··· DATA SUPPLIED

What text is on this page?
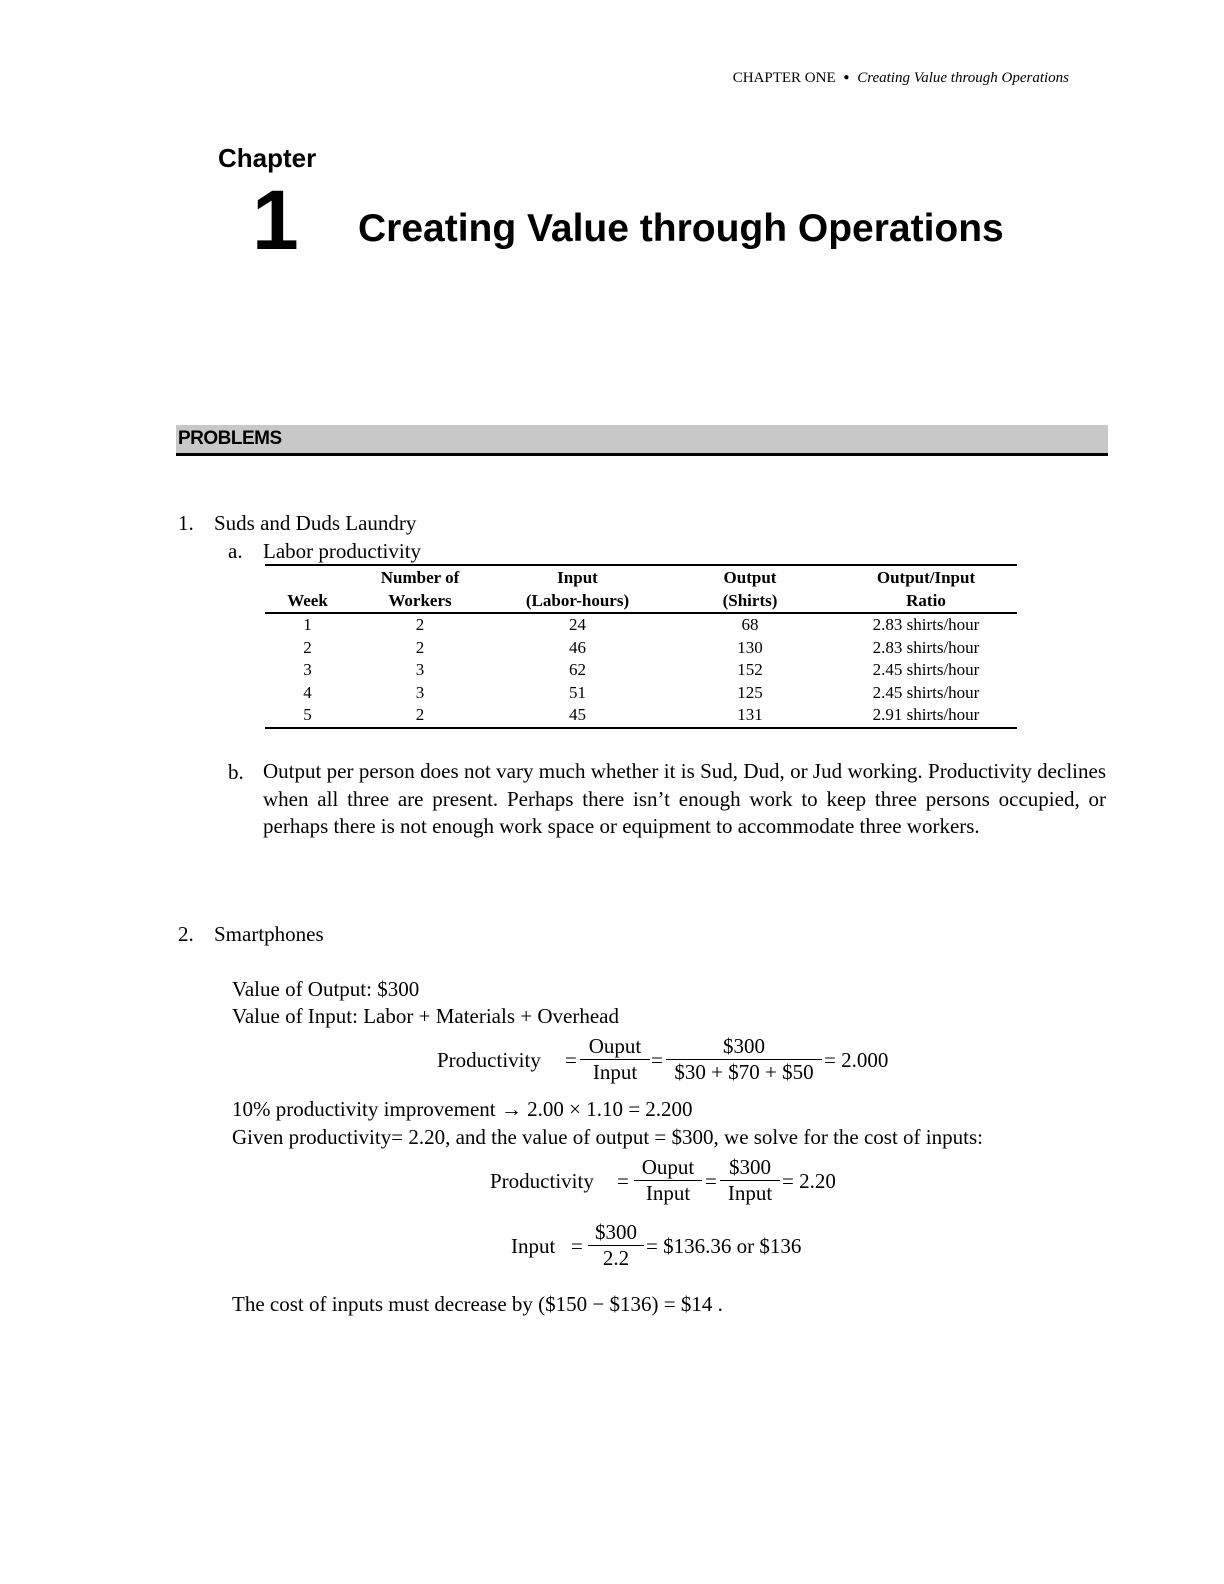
CHAPTER ONE ● Creating Value through Operations
Chapter
1 Creating Value through Operations
PROBLEMS
1. Suds and Duds Laundry
a. Labor productivity
	Number of	Input	Output	Output/Input
Week	Workers	(Labor-hours)	(Shirts)	Ratio
1	2	24	68	2.83 shirts/hour
2	2	46	130	2.83 shirts/hour
3	3	62	152	2.45 shirts/hour
4	3	51	125	2.45 shirts/hour
5	2	45	131	2.91 shirts/hour
b. Output per person does not vary much whether it is Sud, Dud, or Jud working. Productivity declines when all three are present. Perhaps there isn’t enough work to keep three persons occupied, or perhaps there is not enough work space or equipment to accommodate three workers.
2. Smartphones
Value of Output: $300
Value of Input: Labor + Materials + Overhead
Productivity =
Ouput
Input = $\frac{\$300}{\$30 + \$70 + \$50} = 2.000$
10% productivity improvement → 2.00 × 1.10 = 2.200
Given productivity= 2.20, and the value of output = $300, we solve for the cost of inputs:
Productivity =
Ouput
Input =
$300
Input = 2.20
Input = $\frac{\$300}{2.2}$ = $136.36 or $136
The cost of inputs must decrease by ($150 − $136) = $14 .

······

TASK PROMPT: Return the listing above unchanged, apart from dropping its pictures.

SOLUTION FOR THIS PROBLEM:
What text is on this page?
CHAPTER ONE ● Creating Value through Operations
Chapter
1 Creating Value through Operations
PROBLEMS
1. Suds and Duds Laundry
a. Labor productivity
	Number of	Input	Output	Output/Input
Week	Workers	(Labor-hours)	(Shirts)	Ratio
1	2	24	68	2.83 shirts/hour
2	2	46	130	2.83 shirts/hour
3	3	62	152	2.45 shirts/hour
4	3	51	125	2.45 shirts/hour
5	2	45	131	2.91 shirts/hour
b. Output per person does not vary much whether it is Sud, Dud, or Jud working. Productivity declines when all three are present. Perhaps there isn’t enough work to keep three persons occupied, or perhaps there is not enough work space or equipment to accommodate three workers.
2. Smartphones
Value of Output: $300
Value of Input: Labor + Materials + Overhead
Productivity =
Ouput
Input = $\frac{\$300}{\$30 + \$70 + \$50} = 2.000$
10% productivity improvement → 2.00 × 1.10 = 2.200
Given productivity= 2.20, and the value of output = $300, we solve for the cost of inputs:
Productivity =
Ouput
Input =
$300
Input = 2.20
Input = $\frac{\$300}{2.2}$ = $136.36 or $136
The cost of inputs must decrease by ($150 − $136) = $14 .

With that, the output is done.